◆ SET PROBLEM
Output the material below in its entirety, exactly as given.

#### SOURCE MATERIAL

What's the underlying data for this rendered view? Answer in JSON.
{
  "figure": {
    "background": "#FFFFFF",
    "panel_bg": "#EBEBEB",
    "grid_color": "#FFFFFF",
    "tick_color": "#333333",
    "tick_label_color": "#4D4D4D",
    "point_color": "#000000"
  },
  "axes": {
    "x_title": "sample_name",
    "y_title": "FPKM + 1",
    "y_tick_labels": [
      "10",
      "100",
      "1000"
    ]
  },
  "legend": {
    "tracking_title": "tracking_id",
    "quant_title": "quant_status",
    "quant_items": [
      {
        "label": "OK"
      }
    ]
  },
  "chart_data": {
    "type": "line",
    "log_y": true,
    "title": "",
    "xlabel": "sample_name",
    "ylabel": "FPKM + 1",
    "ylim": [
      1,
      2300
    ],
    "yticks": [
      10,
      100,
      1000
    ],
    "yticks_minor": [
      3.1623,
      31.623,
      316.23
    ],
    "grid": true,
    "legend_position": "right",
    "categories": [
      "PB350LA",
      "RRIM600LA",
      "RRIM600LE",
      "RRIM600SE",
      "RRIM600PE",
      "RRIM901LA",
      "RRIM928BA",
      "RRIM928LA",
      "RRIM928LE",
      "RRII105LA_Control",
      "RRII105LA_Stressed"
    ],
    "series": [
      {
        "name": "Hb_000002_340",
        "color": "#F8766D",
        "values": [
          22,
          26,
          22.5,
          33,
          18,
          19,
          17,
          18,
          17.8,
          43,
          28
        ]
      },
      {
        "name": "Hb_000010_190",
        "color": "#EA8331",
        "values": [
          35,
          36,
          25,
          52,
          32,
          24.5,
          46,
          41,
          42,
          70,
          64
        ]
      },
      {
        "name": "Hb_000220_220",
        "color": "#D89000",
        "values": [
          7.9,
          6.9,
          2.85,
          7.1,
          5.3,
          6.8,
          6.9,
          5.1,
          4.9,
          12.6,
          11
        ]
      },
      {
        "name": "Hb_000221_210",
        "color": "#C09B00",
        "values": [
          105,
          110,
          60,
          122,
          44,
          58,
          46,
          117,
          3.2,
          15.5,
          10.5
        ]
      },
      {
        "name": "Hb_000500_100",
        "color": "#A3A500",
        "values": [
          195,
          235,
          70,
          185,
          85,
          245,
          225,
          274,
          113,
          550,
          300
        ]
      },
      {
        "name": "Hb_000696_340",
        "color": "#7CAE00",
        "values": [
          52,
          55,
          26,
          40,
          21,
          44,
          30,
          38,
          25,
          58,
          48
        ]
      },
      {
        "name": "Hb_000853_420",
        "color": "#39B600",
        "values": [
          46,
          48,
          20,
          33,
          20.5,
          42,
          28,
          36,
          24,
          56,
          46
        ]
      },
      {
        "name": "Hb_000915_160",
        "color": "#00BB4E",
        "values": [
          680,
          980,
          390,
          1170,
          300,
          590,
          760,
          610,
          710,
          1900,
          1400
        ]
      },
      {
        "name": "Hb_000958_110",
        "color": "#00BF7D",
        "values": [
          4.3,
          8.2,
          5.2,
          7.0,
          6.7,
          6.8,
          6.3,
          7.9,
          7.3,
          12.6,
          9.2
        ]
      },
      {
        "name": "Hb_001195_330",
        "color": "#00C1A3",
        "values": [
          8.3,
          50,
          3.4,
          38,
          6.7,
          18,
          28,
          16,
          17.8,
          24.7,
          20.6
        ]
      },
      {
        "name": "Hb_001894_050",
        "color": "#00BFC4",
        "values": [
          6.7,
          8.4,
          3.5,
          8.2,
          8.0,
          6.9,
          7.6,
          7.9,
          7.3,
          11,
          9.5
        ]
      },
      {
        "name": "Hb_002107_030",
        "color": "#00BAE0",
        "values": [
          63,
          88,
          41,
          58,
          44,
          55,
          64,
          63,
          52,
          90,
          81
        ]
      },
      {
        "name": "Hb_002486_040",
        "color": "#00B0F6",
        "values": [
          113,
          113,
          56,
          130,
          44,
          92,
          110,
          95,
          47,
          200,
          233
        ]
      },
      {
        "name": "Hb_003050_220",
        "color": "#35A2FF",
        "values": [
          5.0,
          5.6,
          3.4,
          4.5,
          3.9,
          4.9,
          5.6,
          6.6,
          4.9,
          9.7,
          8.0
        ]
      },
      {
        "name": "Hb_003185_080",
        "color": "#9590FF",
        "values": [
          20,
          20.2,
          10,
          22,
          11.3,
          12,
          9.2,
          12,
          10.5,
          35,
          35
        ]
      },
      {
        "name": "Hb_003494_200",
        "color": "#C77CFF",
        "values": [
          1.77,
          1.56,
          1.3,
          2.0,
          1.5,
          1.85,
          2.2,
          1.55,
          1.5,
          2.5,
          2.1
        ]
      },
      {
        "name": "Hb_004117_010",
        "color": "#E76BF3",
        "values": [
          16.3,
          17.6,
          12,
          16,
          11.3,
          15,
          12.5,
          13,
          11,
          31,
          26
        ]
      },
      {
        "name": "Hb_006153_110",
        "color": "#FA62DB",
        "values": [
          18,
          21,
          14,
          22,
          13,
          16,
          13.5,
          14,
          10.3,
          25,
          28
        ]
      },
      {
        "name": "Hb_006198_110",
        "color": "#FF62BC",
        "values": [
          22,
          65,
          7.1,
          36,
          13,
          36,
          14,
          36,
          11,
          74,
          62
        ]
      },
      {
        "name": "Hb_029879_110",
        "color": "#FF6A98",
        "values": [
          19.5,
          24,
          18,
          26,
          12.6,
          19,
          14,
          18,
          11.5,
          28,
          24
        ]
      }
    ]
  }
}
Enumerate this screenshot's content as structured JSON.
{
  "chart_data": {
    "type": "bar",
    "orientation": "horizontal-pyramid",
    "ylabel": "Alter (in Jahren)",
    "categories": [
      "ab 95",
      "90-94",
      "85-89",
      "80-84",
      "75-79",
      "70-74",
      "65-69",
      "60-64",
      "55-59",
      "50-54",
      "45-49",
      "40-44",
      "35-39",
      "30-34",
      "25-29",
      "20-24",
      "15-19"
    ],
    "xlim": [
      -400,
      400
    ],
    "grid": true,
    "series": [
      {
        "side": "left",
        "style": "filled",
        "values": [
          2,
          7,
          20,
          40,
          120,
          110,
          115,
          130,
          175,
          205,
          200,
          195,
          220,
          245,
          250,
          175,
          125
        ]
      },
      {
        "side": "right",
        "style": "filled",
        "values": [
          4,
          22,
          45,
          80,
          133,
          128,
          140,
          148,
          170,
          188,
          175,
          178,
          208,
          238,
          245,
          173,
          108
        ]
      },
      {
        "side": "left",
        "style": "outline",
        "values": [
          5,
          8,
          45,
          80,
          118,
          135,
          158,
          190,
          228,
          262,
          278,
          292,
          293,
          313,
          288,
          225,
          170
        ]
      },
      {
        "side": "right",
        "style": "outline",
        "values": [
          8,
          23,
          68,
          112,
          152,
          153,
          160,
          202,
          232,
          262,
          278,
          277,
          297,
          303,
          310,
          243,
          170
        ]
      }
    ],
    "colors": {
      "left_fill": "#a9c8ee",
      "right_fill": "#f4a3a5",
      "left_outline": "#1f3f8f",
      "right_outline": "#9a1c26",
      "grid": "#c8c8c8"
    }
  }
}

########

◆ TASK ANSWER
What's the underlying data for this rendered view? Answer in JSON.
{
  "figure": {
    "background": "#FFFFFF",
    "panel_bg": "#EBEBEB",
    "grid_color": "#FFFFFF",
    "tick_color": "#333333",
    "tick_label_color": "#4D4D4D",
    "point_color": "#000000"
  },
  "axes": {
    "x_title": "sample_name",
    "y_title": "FPKM + 1",
    "y_tick_labels": [
      "10",
      "100",
      "1000"
    ]
  },
  "legend": {
    "tracking_title": "tracking_id",
    "quant_title": "quant_status",
    "quant_items": [
      {
        "label": "OK"
      }
    ]
  },
  "chart_data": {
    "type": "line",
    "log_y": true,
    "title": "",
    "xlabel": "sample_name",
    "ylabel": "FPKM + 1",
    "ylim": [
      1,
      2300
    ],
    "yticks": [
      10,
      100,
      1000
    ],
    "yticks_minor": [
      3.1623,
      31.623,
      316.23
    ],
    "grid": true,
    "legend_position": "right",
    "categories": [
      "PB350LA",
      "RRIM600LA",
      "RRIM600LE",
      "RRIM600SE",
      "RRIM600PE",
      "RRIM901LA",
      "RRIM928BA",
      "RRIM928LA",
      "RRIM928LE",
      "RRII105LA_Control",
      "RRII105LA_Stressed"
    ],
    "series": [
      {
        "name": "Hb_000002_340",
        "color": "#F8766D",
        "values": [
          22,
          26,
          22.5,
          33,
          18,
          19,
          17,
          18,
          17.8,
          43,
          28
        ]
      },
      {
        "name": "Hb_000010_190",
        "color": "#EA8331",
        "values": [
          35,
          36,
          25,
          52,
          32,
          24.5,
          46,
          41,
          42,
          70,
          64
        ]
      },
      {
        "name": "Hb_000220_220",
        "color": "#D89000",
        "values": [
          7.9,
          6.9,
          2.85,
          7.1,
          5.3,
          6.8,
          6.9,
          5.1,
          4.9,
          12.6,
          11
        ]
      },
      {
        "name": "Hb_000221_210",
        "color": "#C09B00",
        "values": [
          105,
          110,
          60,
          122,
          44,
          58,
          46,
          117,
          3.2,
          15.5,
          10.5
        ]
      },
      {
        "name": "Hb_000500_100",
        "color": "#A3A500",
        "values": [
          195,
          235,
          70,
          185,
          85,
          245,
          225,
          274,
          113,
          550,
          300
        ]
      },
      {
        "name": "Hb_000696_340",
        "color": "#7CAE00",
        "values": [
          52,
          55,
          26,
          40,
          21,
          44,
          30,
          38,
          25,
          58,
          48
        ]
      },
      {
        "name": "Hb_000853_420",
        "color": "#39B600",
        "values": [
          46,
          48,
          20,
          33,
          20.5,
          42,
          28,
          36,
          24,
          56,
          46
        ]
      },
      {
        "name": "Hb_000915_160",
        "color": "#00BB4E",
        "values": [
          680,
          980,
          390,
          1170,
          300,
          590,
          760,
          610,
          710,
          1900,
          1400
        ]
      },
      {
        "name": "Hb_000958_110",
        "color": "#00BF7D",
        "values": [
          4.3,
          8.2,
          5.2,
          7.0,
          6.7,
          6.8,
          6.3,
          7.9,
          7.3,
          12.6,
          9.2
        ]
      },
      {
        "name": "Hb_001195_330",
        "color": "#00C1A3",
        "values": [
          8.3,
          50,
          3.4,
          38,
          6.7,
          18,
          28,
          16,
          17.8,
          24.7,
          20.6
        ]
      },
      {
        "name": "Hb_001894_050",
        "color": "#00BFC4",
        "values": [
          6.7,
          8.4,
          3.5,
          8.2,
          8.0,
          6.9,
          7.6,
          7.9,
          7.3,
          11,
          9.5
        ]
      },
      {
        "name": "Hb_002107_030",
        "color": "#00BAE0",
        "values": [
          63,
          88,
          41,
          58,
          44,
          55,
          64,
          63,
          52,
          90,
          81
        ]
      },
      {
        "name": "Hb_002486_040",
        "color": "#00B0F6",
        "values": [
          113,
          113,
          56,
          130,
          44,
          92,
          110,
          95,
          47,
          200,
          233
        ]
      },
      {
        "name": "Hb_003050_220",
        "color": "#35A2FF",
        "values": [
          5.0,
          5.6,
          3.4,
          4.5,
          3.9,
          4.9,
          5.6,
          6.6,
          4.9,
          9.7,
          8.0
        ]
      },
      {
        "name": "Hb_003185_080",
        "color": "#9590FF",
        "values": [
          20,
          20.2,
          10,
          22,
          11.3,
          12,
          9.2,
          12,
          10.5,
          35,
          35
        ]
      },
      {
        "name": "Hb_003494_200",
        "color": "#C77CFF",
        "values": [
          1.77,
          1.56,
          1.3,
          2.0,
          1.5,
          1.85,
          2.2,
          1.55,
          1.5,
          2.5,
          2.1
        ]
      },
      {
        "name": "Hb_004117_010",
        "color": "#E76BF3",
        "values": [
          16.3,
          17.6,
          12,
          16,
          11.3,
          15,
          12.5,
          13,
          11,
          31,
          26
        ]
      },
      {
        "name": "Hb_006153_110",
        "color": "#FA62DB",
        "values": [
          18,
          21,
          14,
          22,
          13,
          16,
          13.5,
          14,
          10.3,
          25,
          28
        ]
      },
      {
        "name": "Hb_006198_110",
        "color": "#FF62BC",
        "values": [
          22,
          65,
          7.1,
          36,
          13,
          36,
          14,
          36,
          11,
          74,
          62
        ]
      },
      {
        "name": "Hb_029879_110",
        "color": "#FF6A98",
        "values": [
          19.5,
          24,
          18,
          26,
          12.6,
          19,
          14,
          18,
          11.5,
          28,
          24
        ]
      }
    ]
  }
}
Enumerate this screenshot's content as structured JSON.
{
  "chart_data": {
    "type": "bar",
    "orientation": "horizontal-pyramid",
    "ylabel": "Alter (in Jahren)",
    "categories": [
      "ab 95",
      "90-94",
      "85-89",
      "80-84",
      "75-79",
      "70-74",
      "65-69",
      "60-64",
      "55-59",
      "50-54",
      "45-49",
      "40-44",
      "35-39",
      "30-34",
      "25-29",
      "20-24",
      "15-19"
    ],
    "xlim": [
      -400,
      400
    ],
    "grid": true,
    "series": [
      {
        "side": "left",
        "style": "filled",
        "values": [
          2,
          7,
          20,
          40,
          120,
          110,
          115,
          130,
          175,
          205,
          200,
          195,
          220,
          245,
          250,
          175,
          125
        ]
      },
      {
        "side": "right",
        "style": "filled",
        "values": [
          4,
          22,
          45,
          80,
          133,
          128,
          140,
          148,
          170,
          188,
          175,
          178,
          208,
          238,
          245,
          173,
          108
        ]
      },
      {
        "side": "left",
        "style": "outline",
        "values": [
          5,
          8,
          45,
          80,
          118,
          135,
          158,
          190,
          228,
          262,
          278,
          292,
          293,
          313,
          288,
          225,
          170
        ]
      },
      {
        "side": "right",
        "style": "outline",
        "values": [
          8,
          23,
          68,
          112,
          152,
          153,
          160,
          202,
          232,
          262,
          278,
          277,
          297,
          303,
          310,
          243,
          170
        ]
      }
    ],
    "colors": {
      "left_fill": "#a9c8ee",
      "right_fill": "#f4a3a5",
      "left_outline": "#1f3f8f",
      "right_outline": "#9a1c26",
      "grid": "#c8c8c8"
    }
  }
}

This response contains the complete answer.